Data entries
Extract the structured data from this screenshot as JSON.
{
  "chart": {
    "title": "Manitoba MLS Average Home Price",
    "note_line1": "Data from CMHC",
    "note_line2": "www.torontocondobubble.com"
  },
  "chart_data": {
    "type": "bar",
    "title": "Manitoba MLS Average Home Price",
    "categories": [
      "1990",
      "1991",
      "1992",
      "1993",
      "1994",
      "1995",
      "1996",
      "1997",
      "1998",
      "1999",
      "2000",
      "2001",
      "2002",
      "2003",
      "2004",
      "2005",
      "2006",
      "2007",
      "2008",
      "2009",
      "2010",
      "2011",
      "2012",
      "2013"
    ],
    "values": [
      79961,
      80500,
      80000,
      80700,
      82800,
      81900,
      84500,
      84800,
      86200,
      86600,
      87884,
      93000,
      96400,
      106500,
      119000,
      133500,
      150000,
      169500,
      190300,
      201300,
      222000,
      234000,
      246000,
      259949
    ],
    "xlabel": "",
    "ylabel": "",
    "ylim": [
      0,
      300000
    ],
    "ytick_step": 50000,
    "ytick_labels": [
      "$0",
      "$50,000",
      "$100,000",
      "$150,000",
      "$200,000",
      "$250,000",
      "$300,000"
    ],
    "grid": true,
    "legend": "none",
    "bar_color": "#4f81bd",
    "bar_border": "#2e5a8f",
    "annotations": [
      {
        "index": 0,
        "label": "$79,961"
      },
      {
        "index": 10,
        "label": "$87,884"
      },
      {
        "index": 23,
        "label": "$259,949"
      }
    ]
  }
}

> **TASK INSTRUCTIONS**
Return the listing above word for word.

> **OUTPUT FOR THIS EXERCISE**
Extract the structured data from this screenshot as JSON.
{
  "chart": {
    "title": "Manitoba MLS Average Home Price",
    "note_line1": "Data from CMHC",
    "note_line2": "www.torontocondobubble.com"
  },
  "chart_data": {
    "type": "bar",
    "title": "Manitoba MLS Average Home Price",
    "categories": [
      "1990",
      "1991",
      "1992",
      "1993",
      "1994",
      "1995",
      "1996",
      "1997",
      "1998",
      "1999",
      "2000",
      "2001",
      "2002",
      "2003",
      "2004",
      "2005",
      "2006",
      "2007",
      "2008",
      "2009",
      "2010",
      "2011",
      "2012",
      "2013"
    ],
    "values": [
      79961,
      80500,
      80000,
      80700,
      82800,
      81900,
      84500,
      84800,
      86200,
      86600,
      87884,
      93000,
      96400,
      106500,
      119000,
      133500,
      150000,
      169500,
      190300,
      201300,
      222000,
      234000,
      246000,
      259949
    ],
    "xlabel": "",
    "ylabel": "",
    "ylim": [
      0,
      300000
    ],
    "ytick_step": 50000,
    "ytick_labels": [
      "$0",
      "$50,000",
      "$100,000",
      "$150,000",
      "$200,000",
      "$250,000",
      "$300,000"
    ],
    "grid": true,
    "legend": "none",
    "bar_color": "#4f81bd",
    "bar_border": "#2e5a8f",
    "annotations": [
      {
        "index": 0,
        "label": "$79,961"
      },
      {
        "index": 10,
        "label": "$87,884"
      },
      {
        "index": 23,
        "label": "$259,949"
      }
    ]
  }
}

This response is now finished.